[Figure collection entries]
┌──
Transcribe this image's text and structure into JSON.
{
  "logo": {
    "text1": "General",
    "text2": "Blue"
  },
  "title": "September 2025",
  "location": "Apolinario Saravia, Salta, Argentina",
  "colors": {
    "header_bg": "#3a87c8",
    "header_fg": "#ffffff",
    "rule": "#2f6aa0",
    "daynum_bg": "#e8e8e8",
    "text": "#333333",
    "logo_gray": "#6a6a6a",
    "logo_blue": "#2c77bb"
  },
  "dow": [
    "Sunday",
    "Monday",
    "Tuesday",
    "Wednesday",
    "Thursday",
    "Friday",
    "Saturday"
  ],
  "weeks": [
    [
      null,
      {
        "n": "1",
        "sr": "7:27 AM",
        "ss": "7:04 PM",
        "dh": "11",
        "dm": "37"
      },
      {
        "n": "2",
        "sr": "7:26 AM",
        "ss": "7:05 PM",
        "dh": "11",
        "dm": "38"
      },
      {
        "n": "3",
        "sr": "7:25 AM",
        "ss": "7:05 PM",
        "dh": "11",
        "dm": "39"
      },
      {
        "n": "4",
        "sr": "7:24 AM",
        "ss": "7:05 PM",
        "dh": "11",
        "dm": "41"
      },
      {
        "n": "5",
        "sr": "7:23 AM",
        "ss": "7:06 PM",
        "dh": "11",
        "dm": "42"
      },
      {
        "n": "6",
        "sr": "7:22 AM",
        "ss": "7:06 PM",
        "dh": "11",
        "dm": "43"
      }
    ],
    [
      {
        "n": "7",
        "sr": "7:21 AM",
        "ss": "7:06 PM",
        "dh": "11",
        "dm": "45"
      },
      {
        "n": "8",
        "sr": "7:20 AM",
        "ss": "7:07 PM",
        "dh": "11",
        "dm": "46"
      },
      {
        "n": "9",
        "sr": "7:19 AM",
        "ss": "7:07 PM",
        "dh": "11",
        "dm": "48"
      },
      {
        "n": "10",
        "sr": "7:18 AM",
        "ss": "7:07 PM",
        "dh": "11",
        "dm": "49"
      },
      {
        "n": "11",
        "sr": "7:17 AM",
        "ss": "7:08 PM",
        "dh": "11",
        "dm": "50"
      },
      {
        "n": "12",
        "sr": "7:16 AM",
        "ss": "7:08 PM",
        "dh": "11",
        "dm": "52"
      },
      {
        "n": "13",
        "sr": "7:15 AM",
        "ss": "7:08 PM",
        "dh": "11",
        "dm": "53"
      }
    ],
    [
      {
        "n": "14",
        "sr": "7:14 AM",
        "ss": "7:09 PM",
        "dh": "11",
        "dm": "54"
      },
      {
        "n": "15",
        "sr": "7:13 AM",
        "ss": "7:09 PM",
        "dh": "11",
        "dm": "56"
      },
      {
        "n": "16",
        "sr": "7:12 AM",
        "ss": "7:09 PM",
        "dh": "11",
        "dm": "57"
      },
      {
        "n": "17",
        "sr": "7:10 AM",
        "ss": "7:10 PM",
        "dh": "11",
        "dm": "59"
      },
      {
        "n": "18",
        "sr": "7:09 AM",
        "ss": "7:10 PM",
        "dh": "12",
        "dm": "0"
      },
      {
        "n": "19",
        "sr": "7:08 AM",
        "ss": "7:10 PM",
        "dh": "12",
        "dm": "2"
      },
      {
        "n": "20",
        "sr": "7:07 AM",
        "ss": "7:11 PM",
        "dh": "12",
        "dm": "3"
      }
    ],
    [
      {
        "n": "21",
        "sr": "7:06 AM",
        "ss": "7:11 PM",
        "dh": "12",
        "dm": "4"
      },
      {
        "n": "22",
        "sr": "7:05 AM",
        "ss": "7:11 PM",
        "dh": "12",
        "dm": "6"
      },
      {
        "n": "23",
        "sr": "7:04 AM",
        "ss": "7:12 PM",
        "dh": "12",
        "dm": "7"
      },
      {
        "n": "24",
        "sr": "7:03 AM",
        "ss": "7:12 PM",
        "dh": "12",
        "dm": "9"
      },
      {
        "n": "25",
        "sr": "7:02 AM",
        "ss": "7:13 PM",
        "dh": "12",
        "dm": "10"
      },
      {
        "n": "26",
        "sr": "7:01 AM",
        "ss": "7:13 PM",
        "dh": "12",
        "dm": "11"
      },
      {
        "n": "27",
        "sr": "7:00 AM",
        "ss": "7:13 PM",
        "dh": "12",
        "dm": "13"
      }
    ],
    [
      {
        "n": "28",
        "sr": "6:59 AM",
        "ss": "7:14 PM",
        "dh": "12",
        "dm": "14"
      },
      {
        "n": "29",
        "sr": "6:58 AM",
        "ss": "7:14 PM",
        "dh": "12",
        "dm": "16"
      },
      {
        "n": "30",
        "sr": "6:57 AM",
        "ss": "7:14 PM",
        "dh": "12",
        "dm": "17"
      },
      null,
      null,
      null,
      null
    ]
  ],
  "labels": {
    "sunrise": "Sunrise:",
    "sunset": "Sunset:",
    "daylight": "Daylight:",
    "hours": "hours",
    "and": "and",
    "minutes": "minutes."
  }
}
└──
WHAT YOU HAVE TO DO:
Please set down the whole listing above without altering a single line.

RESULT BELOW:
Transcribe this image's text and structure into JSON.
{
  "logo": {
    "text1": "General",
    "text2": "Blue"
  },
  "title": "September 2025",
  "location": "Apolinario Saravia, Salta, Argentina",
  "colors": {
    "header_bg": "#3a87c8",
    "header_fg": "#ffffff",
    "rule": "#2f6aa0",
    "daynum_bg": "#e8e8e8",
    "text": "#333333",
    "logo_gray": "#6a6a6a",
    "logo_blue": "#2c77bb"
  },
  "dow": [
    "Sunday",
    "Monday",
    "Tuesday",
    "Wednesday",
    "Thursday",
    "Friday",
    "Saturday"
  ],
  "weeks": [
    [
      null,
      {
        "n": "1",
        "sr": "7:27 AM",
        "ss": "7:04 PM",
        "dh": "11",
        "dm": "37"
      },
      {
        "n": "2",
        "sr": "7:26 AM",
        "ss": "7:05 PM",
        "dh": "11",
        "dm": "38"
      },
      {
        "n": "3",
        "sr": "7:25 AM",
        "ss": "7:05 PM",
        "dh": "11",
        "dm": "39"
      },
      {
        "n": "4",
        "sr": "7:24 AM",
        "ss": "7:05 PM",
        "dh": "11",
        "dm": "41"
      },
      {
        "n": "5",
        "sr": "7:23 AM",
        "ss": "7:06 PM",
        "dh": "11",
        "dm": "42"
      },
      {
        "n": "6",
        "sr": "7:22 AM",
        "ss": "7:06 PM",
        "dh": "11",
        "dm": "43"
      }
    ],
    [
      {
        "n": "7",
        "sr": "7:21 AM",
        "ss": "7:06 PM",
        "dh": "11",
        "dm": "45"
      },
      {
        "n": "8",
        "sr": "7:20 AM",
        "ss": "7:07 PM",
        "dh": "11",
        "dm": "46"
      },
      {
        "n": "9",
        "sr": "7:19 AM",
        "ss": "7:07 PM",
        "dh": "11",
        "dm": "48"
      },
      {
        "n": "10",
        "sr": "7:18 AM",
        "ss": "7:07 PM",
        "dh": "11",
        "dm": "49"
      },
      {
        "n": "11",
        "sr": "7:17 AM",
        "ss": "7:08 PM",
        "dh": "11",
        "dm": "50"
      },
      {
        "n": "12",
        "sr": "7:16 AM",
        "ss": "7:08 PM",
        "dh": "11",
        "dm": "52"
      },
      {
        "n": "13",
        "sr": "7:15 AM",
        "ss": "7:08 PM",
        "dh": "11",
        "dm": "53"
      }
    ],
    [
      {
        "n": "14",
        "sr": "7:14 AM",
        "ss": "7:09 PM",
        "dh": "11",
        "dm": "54"
      },
      {
        "n": "15",
        "sr": "7:13 AM",
        "ss": "7:09 PM",
        "dh": "11",
        "dm": "56"
      },
      {
        "n": "16",
        "sr": "7:12 AM",
        "ss": "7:09 PM",
        "dh": "11",
        "dm": "57"
      },
      {
        "n": "17",
        "sr": "7:10 AM",
        "ss": "7:10 PM",
        "dh": "11",
        "dm": "59"
      },
      {
        "n": "18",
        "sr": "7:09 AM",
        "ss": "7:10 PM",
        "dh": "12",
        "dm": "0"
      },
      {
        "n": "19",
        "sr": "7:08 AM",
        "ss": "7:10 PM",
        "dh": "12",
        "dm": "2"
      },
      {
        "n": "20",
        "sr": "7:07 AM",
        "ss": "7:11 PM",
        "dh": "12",
        "dm": "3"
      }
    ],
    [
      {
        "n": "21",
        "sr": "7:06 AM",
        "ss": "7:11 PM",
        "dh": "12",
        "dm": "4"
      },
      {
        "n": "22",
        "sr": "7:05 AM",
        "ss": "7:11 PM",
        "dh": "12",
        "dm": "6"
      },
      {
        "n": "23",
        "sr": "7:04 AM",
        "ss": "7:12 PM",
        "dh": "12",
        "dm": "7"
      },
      {
        "n": "24",
        "sr": "7:03 AM",
        "ss": "7:12 PM",
        "dh": "12",
        "dm": "9"
      },
      {
        "n": "25",
        "sr": "7:02 AM",
        "ss": "7:13 PM",
        "dh": "12",
        "dm": "10"
      },
      {
        "n": "26",
        "sr": "7:01 AM",
        "ss": "7:13 PM",
        "dh": "12",
        "dm": "11"
      },
      {
        "n": "27",
        "sr": "7:00 AM",
        "ss": "7:13 PM",
        "dh": "12",
        "dm": "13"
      }
    ],
    [
      {
        "n": "28",
        "sr": "6:59 AM",
        "ss": "7:14 PM",
        "dh": "12",
        "dm": "14"
      },
      {
        "n": "29",
        "sr": "6:58 AM",
        "ss": "7:14 PM",
        "dh": "12",
        "dm": "16"
      },
      {
        "n": "30",
        "sr": "6:57 AM",
        "ss": "7:14 PM",
        "dh": "12",
        "dm": "17"
      },
      null,
      null,
      null,
      null
    ]
  ],
  "labels": {
    "sunrise": "Sunrise:",
    "sunset": "Sunset:",
    "daylight": "Daylight:",
    "hours": "hours",
    "and": "and",
    "minutes": "minutes."
  }
}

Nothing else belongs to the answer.